>> begin RECORDS SHOWN

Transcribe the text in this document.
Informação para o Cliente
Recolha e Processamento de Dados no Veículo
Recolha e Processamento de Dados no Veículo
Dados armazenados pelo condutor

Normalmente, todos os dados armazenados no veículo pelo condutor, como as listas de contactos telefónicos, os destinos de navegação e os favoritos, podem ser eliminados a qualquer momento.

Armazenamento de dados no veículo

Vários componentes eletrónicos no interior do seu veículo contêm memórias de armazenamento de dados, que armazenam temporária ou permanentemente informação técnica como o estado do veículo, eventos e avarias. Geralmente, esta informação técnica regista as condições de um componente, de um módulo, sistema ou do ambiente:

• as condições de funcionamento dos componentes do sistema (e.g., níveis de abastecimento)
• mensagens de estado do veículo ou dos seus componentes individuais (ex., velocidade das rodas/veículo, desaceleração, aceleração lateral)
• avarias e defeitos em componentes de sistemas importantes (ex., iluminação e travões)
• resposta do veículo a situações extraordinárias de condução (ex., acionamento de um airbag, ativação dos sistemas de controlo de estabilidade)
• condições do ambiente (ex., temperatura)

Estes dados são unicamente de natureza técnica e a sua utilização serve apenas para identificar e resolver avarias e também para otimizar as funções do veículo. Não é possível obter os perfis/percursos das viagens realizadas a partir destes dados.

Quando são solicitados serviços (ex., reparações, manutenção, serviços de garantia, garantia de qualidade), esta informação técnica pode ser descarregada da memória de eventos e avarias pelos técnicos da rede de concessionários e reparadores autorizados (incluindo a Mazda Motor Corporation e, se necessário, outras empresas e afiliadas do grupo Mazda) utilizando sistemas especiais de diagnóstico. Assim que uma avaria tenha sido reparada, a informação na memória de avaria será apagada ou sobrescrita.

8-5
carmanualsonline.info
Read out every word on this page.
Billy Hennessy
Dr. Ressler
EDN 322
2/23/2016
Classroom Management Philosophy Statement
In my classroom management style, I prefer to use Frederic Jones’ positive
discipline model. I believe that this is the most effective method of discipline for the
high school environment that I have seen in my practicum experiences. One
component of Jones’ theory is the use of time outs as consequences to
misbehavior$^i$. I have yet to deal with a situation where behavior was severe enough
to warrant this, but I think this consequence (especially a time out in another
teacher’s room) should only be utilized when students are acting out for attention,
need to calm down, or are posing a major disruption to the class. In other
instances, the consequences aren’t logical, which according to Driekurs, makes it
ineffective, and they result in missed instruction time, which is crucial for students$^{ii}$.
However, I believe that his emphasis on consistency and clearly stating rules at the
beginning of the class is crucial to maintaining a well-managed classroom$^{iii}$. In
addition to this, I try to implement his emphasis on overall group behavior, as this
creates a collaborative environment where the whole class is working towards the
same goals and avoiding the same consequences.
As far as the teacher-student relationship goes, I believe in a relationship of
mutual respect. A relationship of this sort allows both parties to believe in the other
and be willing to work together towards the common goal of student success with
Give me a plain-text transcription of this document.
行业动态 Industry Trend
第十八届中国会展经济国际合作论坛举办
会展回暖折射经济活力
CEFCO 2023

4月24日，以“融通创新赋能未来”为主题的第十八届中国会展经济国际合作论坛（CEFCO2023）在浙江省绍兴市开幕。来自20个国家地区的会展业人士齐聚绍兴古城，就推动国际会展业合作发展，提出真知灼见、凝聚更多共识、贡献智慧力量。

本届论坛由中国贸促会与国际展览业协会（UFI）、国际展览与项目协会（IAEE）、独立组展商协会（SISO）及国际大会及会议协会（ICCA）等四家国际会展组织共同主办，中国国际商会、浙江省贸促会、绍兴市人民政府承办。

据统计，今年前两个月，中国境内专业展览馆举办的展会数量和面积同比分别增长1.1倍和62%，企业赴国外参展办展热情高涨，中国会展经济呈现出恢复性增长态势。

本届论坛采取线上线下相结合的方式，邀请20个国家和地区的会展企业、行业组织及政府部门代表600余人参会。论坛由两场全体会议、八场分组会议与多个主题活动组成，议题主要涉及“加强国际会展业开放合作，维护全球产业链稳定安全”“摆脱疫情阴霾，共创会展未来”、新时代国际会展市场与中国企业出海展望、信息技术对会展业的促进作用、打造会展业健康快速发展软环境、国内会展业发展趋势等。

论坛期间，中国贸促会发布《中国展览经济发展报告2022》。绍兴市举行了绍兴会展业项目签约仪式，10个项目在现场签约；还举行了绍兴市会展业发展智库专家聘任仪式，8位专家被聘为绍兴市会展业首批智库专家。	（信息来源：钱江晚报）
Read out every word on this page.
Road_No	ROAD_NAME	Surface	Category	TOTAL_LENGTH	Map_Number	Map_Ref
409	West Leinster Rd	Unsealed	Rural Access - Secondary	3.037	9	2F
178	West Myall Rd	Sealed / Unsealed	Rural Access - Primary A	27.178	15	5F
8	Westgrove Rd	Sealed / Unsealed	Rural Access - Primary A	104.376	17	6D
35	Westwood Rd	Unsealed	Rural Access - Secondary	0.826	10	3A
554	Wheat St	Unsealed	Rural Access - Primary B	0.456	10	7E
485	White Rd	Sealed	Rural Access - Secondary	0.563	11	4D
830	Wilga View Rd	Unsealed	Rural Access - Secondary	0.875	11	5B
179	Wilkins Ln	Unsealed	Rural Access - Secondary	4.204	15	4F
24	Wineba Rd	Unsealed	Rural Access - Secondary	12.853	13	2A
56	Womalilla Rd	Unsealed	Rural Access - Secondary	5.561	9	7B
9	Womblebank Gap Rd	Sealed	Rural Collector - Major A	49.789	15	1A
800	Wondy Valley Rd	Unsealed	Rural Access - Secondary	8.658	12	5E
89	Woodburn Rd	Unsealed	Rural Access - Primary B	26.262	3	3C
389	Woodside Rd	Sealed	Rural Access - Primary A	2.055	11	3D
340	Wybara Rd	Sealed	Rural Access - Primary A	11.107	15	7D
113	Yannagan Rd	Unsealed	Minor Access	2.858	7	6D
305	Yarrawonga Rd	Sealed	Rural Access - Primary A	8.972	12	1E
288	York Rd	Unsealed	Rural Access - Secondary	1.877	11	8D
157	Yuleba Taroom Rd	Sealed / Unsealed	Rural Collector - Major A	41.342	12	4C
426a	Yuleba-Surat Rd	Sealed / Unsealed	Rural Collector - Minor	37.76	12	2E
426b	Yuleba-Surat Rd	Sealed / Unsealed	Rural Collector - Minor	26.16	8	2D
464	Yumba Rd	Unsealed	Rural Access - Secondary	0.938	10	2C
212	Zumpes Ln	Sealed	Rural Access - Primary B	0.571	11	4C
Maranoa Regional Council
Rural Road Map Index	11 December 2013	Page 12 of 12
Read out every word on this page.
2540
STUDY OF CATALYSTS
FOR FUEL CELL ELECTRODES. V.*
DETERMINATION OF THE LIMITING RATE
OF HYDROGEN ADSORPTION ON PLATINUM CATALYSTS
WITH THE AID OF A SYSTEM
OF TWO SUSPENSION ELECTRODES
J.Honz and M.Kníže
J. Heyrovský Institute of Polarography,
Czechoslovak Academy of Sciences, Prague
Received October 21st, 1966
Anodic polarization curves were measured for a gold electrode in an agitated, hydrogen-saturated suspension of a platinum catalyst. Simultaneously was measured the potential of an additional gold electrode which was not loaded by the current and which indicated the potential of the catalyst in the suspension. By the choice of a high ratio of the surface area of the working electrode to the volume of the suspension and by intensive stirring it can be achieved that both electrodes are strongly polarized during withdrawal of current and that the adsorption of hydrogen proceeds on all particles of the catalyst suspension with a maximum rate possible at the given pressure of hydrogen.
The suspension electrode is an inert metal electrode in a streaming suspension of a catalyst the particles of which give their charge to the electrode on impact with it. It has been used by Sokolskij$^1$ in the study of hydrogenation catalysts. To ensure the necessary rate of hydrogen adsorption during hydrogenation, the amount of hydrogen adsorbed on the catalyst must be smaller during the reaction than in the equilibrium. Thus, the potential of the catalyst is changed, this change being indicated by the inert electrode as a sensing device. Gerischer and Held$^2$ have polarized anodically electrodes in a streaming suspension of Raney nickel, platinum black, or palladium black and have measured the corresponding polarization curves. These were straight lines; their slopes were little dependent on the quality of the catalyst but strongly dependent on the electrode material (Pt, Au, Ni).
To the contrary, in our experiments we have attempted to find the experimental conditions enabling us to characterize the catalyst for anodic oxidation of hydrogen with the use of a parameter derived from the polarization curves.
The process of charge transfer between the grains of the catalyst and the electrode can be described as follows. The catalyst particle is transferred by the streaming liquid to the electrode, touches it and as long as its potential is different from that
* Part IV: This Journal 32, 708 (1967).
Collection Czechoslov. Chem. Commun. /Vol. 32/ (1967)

>> end RECORDS SHOWN

WHAT IS NEEDED
In the listing above, how many lines hold the word "strongly"? Give the number and nothing more.

RESPONSE BELOW
2